*EXERCISE PROMPT*
In the records below, count every line containing "congelação". Reply with the number only.

····················

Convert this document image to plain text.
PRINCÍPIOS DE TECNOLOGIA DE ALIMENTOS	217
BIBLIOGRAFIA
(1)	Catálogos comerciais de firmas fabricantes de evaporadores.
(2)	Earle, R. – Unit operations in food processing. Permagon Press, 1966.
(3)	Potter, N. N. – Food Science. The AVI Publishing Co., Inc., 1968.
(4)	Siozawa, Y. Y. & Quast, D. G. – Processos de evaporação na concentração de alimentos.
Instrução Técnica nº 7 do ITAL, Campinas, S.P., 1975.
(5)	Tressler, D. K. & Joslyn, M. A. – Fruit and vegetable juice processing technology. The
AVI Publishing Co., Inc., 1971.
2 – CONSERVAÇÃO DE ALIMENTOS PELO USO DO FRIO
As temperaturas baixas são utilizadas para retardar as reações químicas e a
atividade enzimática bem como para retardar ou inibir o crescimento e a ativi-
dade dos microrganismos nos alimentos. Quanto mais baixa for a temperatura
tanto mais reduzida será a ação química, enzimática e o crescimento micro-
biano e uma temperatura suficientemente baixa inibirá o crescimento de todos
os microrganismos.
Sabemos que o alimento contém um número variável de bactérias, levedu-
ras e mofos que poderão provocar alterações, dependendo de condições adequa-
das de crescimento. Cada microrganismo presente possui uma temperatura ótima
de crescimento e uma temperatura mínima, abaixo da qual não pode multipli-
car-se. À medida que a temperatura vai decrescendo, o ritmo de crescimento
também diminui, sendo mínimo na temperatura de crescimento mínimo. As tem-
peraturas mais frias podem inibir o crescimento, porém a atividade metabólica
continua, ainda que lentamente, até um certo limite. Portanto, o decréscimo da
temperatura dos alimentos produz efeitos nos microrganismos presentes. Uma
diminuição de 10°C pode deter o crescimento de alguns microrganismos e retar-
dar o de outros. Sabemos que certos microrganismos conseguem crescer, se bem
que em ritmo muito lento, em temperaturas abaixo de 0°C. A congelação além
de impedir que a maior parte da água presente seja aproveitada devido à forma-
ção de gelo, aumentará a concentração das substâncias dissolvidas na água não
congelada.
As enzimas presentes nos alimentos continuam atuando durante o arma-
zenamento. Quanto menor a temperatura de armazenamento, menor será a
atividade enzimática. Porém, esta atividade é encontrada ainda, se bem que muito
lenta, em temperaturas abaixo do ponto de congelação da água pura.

····················

*WORKED ANSWER*
2